_DATA FOR THE TASK_
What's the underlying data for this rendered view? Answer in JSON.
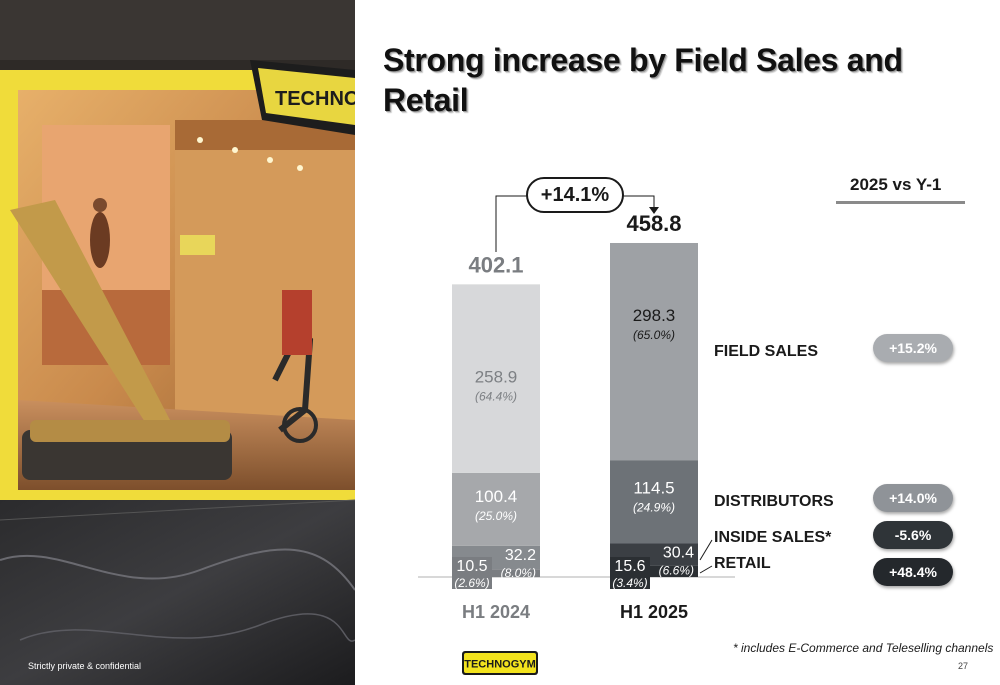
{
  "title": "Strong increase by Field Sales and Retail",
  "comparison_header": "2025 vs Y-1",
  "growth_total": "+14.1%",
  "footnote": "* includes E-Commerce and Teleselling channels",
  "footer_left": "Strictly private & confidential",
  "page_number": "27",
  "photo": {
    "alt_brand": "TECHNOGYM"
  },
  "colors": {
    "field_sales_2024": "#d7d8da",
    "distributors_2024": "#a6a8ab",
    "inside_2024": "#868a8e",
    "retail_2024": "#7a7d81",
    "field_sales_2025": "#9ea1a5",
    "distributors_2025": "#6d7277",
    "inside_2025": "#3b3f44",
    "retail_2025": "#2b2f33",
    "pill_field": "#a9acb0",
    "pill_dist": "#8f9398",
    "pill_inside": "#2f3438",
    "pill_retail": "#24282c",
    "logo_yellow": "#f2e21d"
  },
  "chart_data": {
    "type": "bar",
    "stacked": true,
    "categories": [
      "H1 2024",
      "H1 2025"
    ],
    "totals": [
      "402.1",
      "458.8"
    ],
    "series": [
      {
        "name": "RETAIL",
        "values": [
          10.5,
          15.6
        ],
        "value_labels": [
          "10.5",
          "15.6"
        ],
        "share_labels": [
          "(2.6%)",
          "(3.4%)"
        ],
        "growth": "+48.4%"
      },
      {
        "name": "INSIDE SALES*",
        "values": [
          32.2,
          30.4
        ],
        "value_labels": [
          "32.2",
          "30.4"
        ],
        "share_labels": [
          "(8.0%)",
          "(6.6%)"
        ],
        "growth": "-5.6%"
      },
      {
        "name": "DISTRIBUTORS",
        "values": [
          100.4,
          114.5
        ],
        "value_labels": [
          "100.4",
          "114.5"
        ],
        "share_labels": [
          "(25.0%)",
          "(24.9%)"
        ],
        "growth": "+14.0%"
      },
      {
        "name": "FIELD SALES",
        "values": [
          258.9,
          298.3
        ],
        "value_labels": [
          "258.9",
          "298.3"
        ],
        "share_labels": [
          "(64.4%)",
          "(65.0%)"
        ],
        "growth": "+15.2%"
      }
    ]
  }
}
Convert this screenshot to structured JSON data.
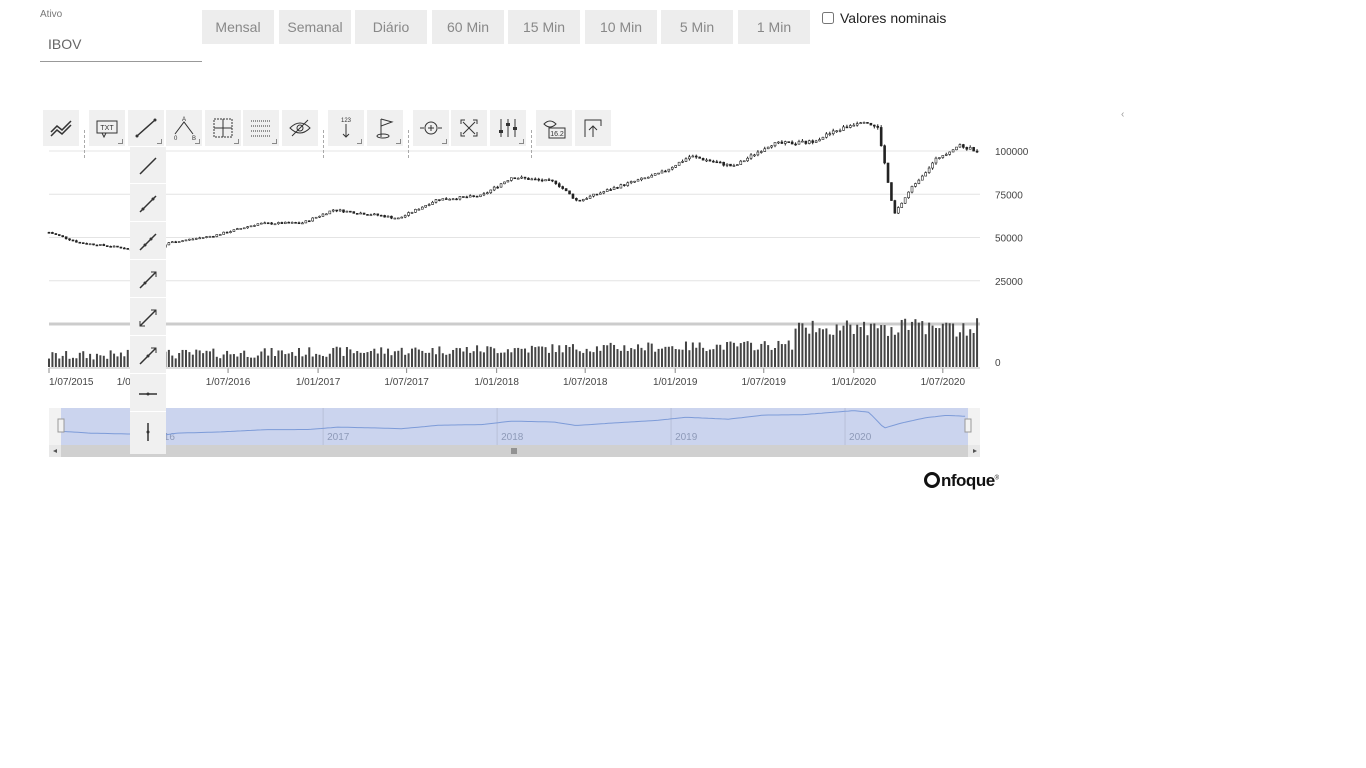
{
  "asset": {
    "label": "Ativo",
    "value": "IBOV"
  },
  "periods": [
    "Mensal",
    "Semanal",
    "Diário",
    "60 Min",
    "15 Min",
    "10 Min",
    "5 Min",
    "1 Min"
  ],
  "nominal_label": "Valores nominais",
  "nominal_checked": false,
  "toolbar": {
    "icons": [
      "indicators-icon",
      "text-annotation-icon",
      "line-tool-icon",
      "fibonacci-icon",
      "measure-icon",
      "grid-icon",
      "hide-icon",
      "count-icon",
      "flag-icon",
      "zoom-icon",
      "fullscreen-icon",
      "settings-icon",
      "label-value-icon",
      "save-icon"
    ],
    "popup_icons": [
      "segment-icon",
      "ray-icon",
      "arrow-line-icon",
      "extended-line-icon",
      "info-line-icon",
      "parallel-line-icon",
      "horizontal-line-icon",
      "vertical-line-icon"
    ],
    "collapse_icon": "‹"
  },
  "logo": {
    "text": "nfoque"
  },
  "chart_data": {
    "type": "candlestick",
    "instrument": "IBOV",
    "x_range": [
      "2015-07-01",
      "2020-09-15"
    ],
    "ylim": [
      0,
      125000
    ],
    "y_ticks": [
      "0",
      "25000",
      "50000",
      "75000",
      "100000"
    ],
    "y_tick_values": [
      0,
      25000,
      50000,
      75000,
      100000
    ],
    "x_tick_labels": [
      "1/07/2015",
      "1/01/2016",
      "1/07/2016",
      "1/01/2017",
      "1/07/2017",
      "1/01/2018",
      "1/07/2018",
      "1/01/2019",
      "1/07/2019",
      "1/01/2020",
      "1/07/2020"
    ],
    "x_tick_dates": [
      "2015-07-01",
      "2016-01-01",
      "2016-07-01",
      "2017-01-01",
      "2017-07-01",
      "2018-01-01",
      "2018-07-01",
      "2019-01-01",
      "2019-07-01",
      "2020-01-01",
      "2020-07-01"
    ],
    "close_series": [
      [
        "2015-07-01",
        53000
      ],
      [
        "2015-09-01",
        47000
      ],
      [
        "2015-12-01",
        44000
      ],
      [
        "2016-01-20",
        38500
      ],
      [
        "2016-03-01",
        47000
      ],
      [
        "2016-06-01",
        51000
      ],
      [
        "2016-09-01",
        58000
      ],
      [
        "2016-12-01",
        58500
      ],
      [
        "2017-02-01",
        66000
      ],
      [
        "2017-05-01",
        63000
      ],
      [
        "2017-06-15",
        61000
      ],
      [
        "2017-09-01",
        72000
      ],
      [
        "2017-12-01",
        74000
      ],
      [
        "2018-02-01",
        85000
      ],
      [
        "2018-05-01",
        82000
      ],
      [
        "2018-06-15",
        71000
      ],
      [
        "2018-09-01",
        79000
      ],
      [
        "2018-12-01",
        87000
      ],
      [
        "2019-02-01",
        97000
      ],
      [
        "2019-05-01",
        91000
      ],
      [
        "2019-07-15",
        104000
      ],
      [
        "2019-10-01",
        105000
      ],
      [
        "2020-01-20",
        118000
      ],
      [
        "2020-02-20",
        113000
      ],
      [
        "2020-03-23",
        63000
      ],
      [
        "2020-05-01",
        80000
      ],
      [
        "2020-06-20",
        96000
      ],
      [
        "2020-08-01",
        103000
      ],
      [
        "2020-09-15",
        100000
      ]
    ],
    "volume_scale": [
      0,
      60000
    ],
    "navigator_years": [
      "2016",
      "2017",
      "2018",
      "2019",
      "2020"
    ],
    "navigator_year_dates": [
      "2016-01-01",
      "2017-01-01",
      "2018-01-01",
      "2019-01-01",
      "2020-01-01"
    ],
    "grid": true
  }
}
---
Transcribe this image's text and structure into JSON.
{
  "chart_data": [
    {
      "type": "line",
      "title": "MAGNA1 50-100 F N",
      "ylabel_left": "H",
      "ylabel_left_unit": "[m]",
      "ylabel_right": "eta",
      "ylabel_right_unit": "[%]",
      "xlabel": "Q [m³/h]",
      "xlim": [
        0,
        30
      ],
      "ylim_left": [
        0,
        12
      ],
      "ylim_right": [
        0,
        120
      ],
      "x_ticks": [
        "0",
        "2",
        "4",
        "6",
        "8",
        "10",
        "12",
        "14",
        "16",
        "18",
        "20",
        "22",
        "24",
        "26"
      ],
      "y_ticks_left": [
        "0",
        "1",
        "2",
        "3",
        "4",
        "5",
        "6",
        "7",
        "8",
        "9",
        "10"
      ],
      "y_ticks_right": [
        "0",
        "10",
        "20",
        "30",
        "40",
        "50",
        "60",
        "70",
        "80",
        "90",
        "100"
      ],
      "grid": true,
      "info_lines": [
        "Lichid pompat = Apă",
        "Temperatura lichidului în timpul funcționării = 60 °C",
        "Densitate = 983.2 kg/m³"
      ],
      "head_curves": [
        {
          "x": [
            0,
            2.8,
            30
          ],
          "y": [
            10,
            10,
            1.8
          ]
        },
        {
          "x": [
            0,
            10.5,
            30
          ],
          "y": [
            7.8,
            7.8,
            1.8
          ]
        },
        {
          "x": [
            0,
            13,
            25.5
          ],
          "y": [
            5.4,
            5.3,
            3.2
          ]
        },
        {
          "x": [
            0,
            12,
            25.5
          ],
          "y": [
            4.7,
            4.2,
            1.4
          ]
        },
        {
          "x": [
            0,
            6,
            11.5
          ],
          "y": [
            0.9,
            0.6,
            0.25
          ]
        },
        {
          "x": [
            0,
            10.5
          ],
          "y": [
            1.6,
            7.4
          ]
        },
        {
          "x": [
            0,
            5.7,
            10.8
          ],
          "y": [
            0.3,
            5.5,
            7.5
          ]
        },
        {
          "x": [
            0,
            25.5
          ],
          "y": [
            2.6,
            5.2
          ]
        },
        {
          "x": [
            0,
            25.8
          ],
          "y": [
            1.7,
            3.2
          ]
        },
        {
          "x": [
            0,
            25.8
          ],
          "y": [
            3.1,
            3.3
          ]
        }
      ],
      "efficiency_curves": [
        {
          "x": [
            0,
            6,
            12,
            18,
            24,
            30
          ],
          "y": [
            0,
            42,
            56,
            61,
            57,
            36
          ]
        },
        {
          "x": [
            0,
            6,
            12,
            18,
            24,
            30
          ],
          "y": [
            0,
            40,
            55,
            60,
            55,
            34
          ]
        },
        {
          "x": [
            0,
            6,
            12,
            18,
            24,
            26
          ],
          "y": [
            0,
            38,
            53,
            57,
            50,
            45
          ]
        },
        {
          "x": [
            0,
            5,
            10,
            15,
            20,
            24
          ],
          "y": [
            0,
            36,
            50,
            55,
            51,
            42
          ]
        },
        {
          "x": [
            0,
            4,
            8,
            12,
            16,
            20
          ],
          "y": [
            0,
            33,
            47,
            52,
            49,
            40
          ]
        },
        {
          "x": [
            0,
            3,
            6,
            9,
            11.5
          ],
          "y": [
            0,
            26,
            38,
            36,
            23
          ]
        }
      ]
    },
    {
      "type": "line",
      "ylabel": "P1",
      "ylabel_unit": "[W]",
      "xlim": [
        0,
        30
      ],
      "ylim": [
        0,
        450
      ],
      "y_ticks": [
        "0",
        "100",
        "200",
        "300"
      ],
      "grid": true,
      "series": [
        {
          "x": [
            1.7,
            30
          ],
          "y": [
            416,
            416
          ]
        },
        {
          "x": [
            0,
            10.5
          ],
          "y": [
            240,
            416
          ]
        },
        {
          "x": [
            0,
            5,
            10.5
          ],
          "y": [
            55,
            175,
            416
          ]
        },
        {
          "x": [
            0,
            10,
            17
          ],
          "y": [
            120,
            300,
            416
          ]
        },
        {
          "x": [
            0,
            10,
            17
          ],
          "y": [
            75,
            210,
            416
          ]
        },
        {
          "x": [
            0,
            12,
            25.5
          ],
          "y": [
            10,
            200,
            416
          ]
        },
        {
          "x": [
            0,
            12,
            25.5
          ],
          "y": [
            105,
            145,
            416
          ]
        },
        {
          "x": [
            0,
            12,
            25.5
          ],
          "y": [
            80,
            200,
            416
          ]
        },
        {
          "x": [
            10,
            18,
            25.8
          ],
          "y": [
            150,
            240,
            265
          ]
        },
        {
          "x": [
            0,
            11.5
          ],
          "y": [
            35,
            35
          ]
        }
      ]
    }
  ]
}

_YOUR GOAL_
Copy out every line that includes the word "this".

_SOLUTION TO THE EXERCISE_
What's the underlying data for this rendered view? Answer in JSON.
Convert this screenshot to structured JSON data.
Transcribe this image's text and structure into JSON.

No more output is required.